Reproduce the data below verbatim, keeping every line and character unchanged.

▶ **RECORD SET**
--
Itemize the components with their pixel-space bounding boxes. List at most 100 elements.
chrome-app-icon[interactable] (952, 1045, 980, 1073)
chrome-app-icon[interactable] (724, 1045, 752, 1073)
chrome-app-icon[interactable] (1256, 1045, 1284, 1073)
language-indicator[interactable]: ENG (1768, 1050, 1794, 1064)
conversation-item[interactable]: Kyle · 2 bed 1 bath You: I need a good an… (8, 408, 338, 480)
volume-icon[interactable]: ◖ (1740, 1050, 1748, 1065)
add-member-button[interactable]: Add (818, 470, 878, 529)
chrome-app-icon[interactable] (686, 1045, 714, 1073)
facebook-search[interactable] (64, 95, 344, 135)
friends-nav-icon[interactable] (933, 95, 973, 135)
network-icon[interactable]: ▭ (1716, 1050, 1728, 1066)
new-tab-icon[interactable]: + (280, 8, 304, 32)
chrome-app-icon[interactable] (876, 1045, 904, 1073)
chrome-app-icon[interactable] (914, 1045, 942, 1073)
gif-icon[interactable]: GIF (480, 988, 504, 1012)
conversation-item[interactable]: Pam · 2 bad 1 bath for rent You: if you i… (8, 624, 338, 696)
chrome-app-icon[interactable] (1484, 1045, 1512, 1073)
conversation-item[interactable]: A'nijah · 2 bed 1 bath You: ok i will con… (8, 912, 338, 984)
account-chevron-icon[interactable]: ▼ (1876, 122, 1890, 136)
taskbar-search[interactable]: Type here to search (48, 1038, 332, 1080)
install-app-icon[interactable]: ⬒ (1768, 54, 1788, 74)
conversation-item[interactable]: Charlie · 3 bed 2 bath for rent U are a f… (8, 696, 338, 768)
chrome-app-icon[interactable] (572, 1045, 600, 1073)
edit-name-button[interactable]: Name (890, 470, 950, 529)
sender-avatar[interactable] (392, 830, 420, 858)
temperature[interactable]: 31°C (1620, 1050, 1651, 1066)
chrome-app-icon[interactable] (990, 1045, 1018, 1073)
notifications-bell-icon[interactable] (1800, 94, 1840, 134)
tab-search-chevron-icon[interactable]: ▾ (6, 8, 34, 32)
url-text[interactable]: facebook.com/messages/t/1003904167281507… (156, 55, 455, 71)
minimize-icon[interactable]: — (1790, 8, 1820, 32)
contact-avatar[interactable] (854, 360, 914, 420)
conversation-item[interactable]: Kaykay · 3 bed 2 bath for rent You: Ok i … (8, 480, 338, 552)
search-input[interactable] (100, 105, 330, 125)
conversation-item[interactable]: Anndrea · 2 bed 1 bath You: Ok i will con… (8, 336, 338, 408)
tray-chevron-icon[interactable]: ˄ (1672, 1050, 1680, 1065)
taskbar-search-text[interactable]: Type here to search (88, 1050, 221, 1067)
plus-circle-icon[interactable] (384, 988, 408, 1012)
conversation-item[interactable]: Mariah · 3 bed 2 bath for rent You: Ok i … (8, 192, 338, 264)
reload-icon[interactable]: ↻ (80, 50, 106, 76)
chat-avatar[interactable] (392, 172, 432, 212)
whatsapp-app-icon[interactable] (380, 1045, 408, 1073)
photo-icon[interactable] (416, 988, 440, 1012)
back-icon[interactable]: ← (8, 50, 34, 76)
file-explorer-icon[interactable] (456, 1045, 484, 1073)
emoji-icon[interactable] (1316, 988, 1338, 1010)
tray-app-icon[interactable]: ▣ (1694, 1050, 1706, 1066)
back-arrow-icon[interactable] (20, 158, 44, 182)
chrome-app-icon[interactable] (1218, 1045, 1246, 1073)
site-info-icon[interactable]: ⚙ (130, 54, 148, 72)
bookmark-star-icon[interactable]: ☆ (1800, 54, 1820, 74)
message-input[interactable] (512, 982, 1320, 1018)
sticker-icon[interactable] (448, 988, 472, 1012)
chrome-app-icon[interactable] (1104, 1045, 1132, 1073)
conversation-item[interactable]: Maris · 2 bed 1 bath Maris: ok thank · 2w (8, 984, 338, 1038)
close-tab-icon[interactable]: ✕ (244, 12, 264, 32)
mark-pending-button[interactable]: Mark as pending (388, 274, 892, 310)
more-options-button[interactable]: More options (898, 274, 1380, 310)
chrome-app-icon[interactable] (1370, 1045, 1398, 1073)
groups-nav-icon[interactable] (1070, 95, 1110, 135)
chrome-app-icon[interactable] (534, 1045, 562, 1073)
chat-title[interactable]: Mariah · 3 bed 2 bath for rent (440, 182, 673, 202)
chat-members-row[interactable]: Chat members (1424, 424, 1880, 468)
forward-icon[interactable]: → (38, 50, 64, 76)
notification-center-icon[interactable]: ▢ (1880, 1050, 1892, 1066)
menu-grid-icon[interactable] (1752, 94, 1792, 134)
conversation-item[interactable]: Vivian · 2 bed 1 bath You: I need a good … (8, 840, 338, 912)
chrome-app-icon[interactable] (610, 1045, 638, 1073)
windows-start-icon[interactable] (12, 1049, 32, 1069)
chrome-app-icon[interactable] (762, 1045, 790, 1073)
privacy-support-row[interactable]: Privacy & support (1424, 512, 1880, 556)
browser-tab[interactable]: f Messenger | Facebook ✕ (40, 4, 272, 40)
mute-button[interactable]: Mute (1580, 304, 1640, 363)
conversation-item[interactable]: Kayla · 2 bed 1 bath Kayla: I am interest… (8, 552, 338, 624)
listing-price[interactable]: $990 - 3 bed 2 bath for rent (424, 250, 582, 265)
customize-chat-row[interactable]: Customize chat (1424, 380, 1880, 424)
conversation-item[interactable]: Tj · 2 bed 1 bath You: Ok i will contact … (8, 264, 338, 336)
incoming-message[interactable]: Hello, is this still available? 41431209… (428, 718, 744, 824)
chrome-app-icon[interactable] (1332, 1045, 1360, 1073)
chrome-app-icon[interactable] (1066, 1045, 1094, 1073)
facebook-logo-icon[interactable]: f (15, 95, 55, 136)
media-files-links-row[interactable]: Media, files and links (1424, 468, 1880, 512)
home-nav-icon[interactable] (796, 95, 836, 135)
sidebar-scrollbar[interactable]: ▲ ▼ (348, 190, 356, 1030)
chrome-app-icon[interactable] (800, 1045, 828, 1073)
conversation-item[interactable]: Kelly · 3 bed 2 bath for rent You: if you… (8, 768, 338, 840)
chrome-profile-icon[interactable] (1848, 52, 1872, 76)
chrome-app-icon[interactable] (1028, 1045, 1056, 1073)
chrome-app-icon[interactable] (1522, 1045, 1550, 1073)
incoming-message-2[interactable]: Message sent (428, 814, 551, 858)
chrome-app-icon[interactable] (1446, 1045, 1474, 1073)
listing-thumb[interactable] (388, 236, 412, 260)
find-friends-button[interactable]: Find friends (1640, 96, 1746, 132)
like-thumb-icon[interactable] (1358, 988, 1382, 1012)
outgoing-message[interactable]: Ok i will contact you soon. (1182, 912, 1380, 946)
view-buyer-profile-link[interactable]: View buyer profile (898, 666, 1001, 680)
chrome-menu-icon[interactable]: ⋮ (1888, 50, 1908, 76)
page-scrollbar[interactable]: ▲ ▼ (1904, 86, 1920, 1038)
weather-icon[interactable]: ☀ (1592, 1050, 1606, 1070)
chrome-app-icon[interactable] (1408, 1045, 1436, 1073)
--
▶ **EXERCISE OUTPUT**
Itemize the components with their pixel-space bounding boxes. List at most 100 elements.
chrome-app-icon[interactable] (952, 1045, 980, 1073)
chrome-app-icon[interactable] (724, 1045, 752, 1073)
chrome-app-icon[interactable] (1256, 1045, 1284, 1073)
language-indicator[interactable]: ENG (1768, 1050, 1794, 1064)
conversation-item[interactable]: Kyle · 2 bed 1 bath You: I need a good an… (8, 408, 338, 480)
volume-icon[interactable]: ◖ (1740, 1050, 1748, 1065)
add-member-button[interactable]: Add (818, 470, 878, 529)
chrome-app-icon[interactable] (686, 1045, 714, 1073)
facebook-search[interactable] (64, 95, 344, 135)
friends-nav-icon[interactable] (933, 95, 973, 135)
network-icon[interactable]: ▭ (1716, 1050, 1728, 1066)
new-tab-icon[interactable]: + (280, 8, 304, 32)
chrome-app-icon[interactable] (876, 1045, 904, 1073)
chrome-app-icon[interactable] (914, 1045, 942, 1073)
gif-icon[interactable]: GIF (480, 988, 504, 1012)
conversation-item[interactable]: Pam · 2 bad 1 bath for rent You: if you i… (8, 624, 338, 696)
chrome-app-icon[interactable] (1484, 1045, 1512, 1073)
conversation-item[interactable]: A'nijah · 2 bed 1 bath You: ok i will con… (8, 912, 338, 984)
account-chevron-icon[interactable]: ▼ (1876, 122, 1890, 136)
taskbar-search[interactable]: Type here to search (48, 1038, 332, 1080)
install-app-icon[interactable]: ⬒ (1768, 54, 1788, 74)
conversation-item[interactable]: Charlie · 3 bed 2 bath for rent U are a f… (8, 696, 338, 768)
chrome-app-icon[interactable] (572, 1045, 600, 1073)
edit-name-button[interactable]: Name (890, 470, 950, 529)
sender-avatar[interactable] (392, 830, 420, 858)
temperature[interactable]: 31°C (1620, 1050, 1651, 1066)
chrome-app-icon[interactable] (990, 1045, 1018, 1073)
notifications-bell-icon[interactable] (1800, 94, 1840, 134)
tab-search-chevron-icon[interactable]: ▾ (6, 8, 34, 32)
url-text[interactable]: facebook.com/messages/t/1003904167281507… (156, 55, 455, 71)
minimize-icon[interactable]: — (1790, 8, 1820, 32)
contact-avatar[interactable] (854, 360, 914, 420)
conversation-item[interactable]: Kaykay · 3 bed 2 bath for rent You: Ok i … (8, 480, 338, 552)
search-input[interactable] (100, 105, 330, 125)
conversation-item[interactable]: Anndrea · 2 bed 1 bath You: Ok i will con… (8, 336, 338, 408)
tray-chevron-icon[interactable]: ˄ (1672, 1050, 1680, 1065)
taskbar-search-text[interactable]: Type here to search (88, 1050, 221, 1067)
plus-circle-icon[interactable] (384, 988, 408, 1012)
conversation-item[interactable]: Mariah · 3 bed 2 bath for rent You: Ok i … (8, 192, 338, 264)
reload-icon[interactable]: ↻ (80, 50, 106, 76)
chat-avatar[interactable] (392, 172, 432, 212)
whatsapp-app-icon[interactable] (380, 1045, 408, 1073)
photo-icon[interactable] (416, 988, 440, 1012)
back-icon[interactable]: ← (8, 50, 34, 76)
file-explorer-icon[interactable] (456, 1045, 484, 1073)
emoji-icon[interactable] (1316, 988, 1338, 1010)
tray-app-icon[interactable]: ▣ (1694, 1050, 1706, 1066)
back-arrow-icon[interactable] (20, 158, 44, 182)
chrome-app-icon[interactable] (1218, 1045, 1246, 1073)
site-info-icon[interactable]: ⚙ (130, 54, 148, 72)
bookmark-star-icon[interactable]: ☆ (1800, 54, 1820, 74)
message-input[interactable] (512, 982, 1320, 1018)
sticker-icon[interactable] (448, 988, 472, 1012)
chrome-app-icon[interactable] (1104, 1045, 1132, 1073)
conversation-item[interactable]: Maris · 2 bed 1 bath Maris: ok thank · 2w (8, 984, 338, 1038)
close-tab-icon[interactable]: ✕ (244, 12, 264, 32)
mark-pending-button[interactable]: Mark as pending (388, 274, 892, 310)
more-options-button[interactable]: More options (898, 274, 1380, 310)
chrome-app-icon[interactable] (1370, 1045, 1398, 1073)
groups-nav-icon[interactable] (1070, 95, 1110, 135)
chrome-app-icon[interactable] (534, 1045, 562, 1073)
chat-title[interactable]: Mariah · 3 bed 2 bath for rent (440, 182, 673, 202)
chat-members-row[interactable]: Chat members (1424, 424, 1880, 468)
forward-icon[interactable]: → (38, 50, 64, 76)
notification-center-icon[interactable]: ▢ (1880, 1050, 1892, 1066)
menu-grid-icon[interactable] (1752, 94, 1792, 134)
conversation-item[interactable]: Vivian · 2 bed 1 bath You: I need a good … (8, 840, 338, 912)
chrome-app-icon[interactable] (610, 1045, 638, 1073)
windows-start-icon[interactable] (12, 1049, 32, 1069)
chrome-app-icon[interactable] (762, 1045, 790, 1073)
privacy-support-row[interactable]: Privacy & support (1424, 512, 1880, 556)
browser-tab[interactable]: f Messenger | Facebook ✕ (40, 4, 272, 40)
mute-button[interactable]: Mute (1580, 304, 1640, 363)
conversation-item[interactable]: Kayla · 2 bed 1 bath Kayla: I am interest… (8, 552, 338, 624)
listing-price[interactable]: $990 - 3 bed 2 bath for rent (424, 250, 582, 265)
customize-chat-row[interactable]: Customize chat (1424, 380, 1880, 424)
conversation-item[interactable]: Tj · 2 bed 1 bath You: Ok i will contact … (8, 264, 338, 336)
incoming-message[interactable]: Hello, is this still available? 41431209… (428, 718, 744, 824)
chrome-app-icon[interactable] (1332, 1045, 1360, 1073)
chrome-app-icon[interactable] (1066, 1045, 1094, 1073)
facebook-logo-icon[interactable]: f (15, 95, 55, 136)
media-files-links-row[interactable]: Media, files and links (1424, 468, 1880, 512)
home-nav-icon[interactable] (796, 95, 836, 135)
sidebar-scrollbar[interactable]: ▲ ▼ (348, 190, 356, 1030)
chrome-app-icon[interactable] (800, 1045, 828, 1073)
conversation-item[interactable]: Kelly · 3 bed 2 bath for rent You: if you… (8, 768, 338, 840)
chrome-profile-icon[interactable] (1848, 52, 1872, 76)
chrome-app-icon[interactable] (1028, 1045, 1056, 1073)
chrome-app-icon[interactable] (1522, 1045, 1550, 1073)
incoming-message-2[interactable]: Message sent (428, 814, 551, 858)
chrome-app-icon[interactable] (1446, 1045, 1474, 1073)
listing-thumb[interactable] (388, 236, 412, 260)
find-friends-button[interactable]: Find friends (1640, 96, 1746, 132)
like-thumb-icon[interactable] (1358, 988, 1382, 1012)
outgoing-message[interactable]: Ok i will contact you soon. (1182, 912, 1380, 946)
view-buyer-profile-link[interactable]: View buyer profile (898, 666, 1001, 680)
chrome-menu-icon[interactable]: ⋮ (1888, 50, 1908, 76)
page-scrollbar[interactable]: ▲ ▼ (1904, 86, 1920, 1038)
weather-icon[interactable]: ☀ (1592, 1050, 1606, 1070)
chrome-app-icon[interactable] (1408, 1045, 1436, 1073)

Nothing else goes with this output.